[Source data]
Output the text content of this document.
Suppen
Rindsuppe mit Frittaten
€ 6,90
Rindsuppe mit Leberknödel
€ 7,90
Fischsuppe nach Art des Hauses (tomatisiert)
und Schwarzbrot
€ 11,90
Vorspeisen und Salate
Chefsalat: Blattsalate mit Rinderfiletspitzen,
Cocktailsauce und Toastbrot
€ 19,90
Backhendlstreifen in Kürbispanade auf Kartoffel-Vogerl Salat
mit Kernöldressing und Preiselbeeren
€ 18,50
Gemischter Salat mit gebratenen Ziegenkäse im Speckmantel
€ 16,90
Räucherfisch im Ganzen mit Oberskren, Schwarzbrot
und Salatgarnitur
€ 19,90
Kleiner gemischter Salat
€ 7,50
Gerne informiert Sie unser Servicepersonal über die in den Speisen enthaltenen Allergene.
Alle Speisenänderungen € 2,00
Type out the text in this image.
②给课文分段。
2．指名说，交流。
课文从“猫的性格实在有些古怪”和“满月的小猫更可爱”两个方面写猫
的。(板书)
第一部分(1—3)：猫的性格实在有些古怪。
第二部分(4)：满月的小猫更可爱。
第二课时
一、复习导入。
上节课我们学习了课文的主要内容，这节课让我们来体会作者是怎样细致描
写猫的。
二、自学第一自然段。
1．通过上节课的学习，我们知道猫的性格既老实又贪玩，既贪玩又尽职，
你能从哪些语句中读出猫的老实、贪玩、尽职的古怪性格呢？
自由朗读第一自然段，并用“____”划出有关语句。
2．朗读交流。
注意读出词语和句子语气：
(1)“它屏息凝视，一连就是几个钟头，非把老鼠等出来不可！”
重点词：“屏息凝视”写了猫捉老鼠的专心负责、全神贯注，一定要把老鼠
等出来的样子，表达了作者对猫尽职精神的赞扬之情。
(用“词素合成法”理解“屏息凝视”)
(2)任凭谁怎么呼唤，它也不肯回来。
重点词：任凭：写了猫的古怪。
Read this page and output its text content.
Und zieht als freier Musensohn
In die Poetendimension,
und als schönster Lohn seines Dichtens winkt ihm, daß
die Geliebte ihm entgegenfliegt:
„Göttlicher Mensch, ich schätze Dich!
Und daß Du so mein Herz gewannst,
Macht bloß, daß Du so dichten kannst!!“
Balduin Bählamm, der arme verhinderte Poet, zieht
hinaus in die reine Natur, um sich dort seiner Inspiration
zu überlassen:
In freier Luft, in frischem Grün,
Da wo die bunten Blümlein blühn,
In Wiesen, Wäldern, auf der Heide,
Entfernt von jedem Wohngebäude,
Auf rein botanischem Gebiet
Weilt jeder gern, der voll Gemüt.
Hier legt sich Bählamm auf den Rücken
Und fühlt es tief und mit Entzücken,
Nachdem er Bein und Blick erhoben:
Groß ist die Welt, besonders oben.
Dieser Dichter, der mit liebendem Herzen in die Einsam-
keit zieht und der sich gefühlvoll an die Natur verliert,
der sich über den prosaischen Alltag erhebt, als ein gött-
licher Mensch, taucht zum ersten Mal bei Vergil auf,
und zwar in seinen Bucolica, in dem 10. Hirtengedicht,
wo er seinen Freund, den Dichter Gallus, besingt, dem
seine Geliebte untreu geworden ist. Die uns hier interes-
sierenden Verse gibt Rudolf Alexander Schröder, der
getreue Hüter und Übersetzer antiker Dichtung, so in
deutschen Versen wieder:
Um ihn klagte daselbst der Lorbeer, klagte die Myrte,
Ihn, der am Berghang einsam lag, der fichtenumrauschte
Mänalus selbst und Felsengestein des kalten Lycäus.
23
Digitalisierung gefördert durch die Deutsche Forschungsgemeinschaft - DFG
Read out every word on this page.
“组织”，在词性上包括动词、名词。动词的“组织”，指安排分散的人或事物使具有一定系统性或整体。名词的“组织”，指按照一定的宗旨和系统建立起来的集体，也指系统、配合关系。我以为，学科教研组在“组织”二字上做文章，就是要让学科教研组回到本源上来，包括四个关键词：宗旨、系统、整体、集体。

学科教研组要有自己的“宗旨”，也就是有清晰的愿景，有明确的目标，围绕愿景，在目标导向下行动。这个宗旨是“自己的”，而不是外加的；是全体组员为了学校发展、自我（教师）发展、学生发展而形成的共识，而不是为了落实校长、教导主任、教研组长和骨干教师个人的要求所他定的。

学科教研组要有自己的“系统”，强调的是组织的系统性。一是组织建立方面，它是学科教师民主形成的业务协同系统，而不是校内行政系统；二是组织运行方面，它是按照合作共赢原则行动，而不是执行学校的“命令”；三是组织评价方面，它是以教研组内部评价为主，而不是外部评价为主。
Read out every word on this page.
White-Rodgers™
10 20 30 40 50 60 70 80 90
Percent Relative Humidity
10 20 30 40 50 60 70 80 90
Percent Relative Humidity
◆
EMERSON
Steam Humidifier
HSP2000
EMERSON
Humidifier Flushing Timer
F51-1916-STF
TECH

WHAT IS EXPECTED: Using the entries above, return each line in which the word "满月的小猫更可爱" occurs.

SOLUTION BELOW:
课文从“猫的性格实在有些古怪”和“满月的小猫更可爱”两个方面写猫
第二部分(4)：满月的小猫更可爱。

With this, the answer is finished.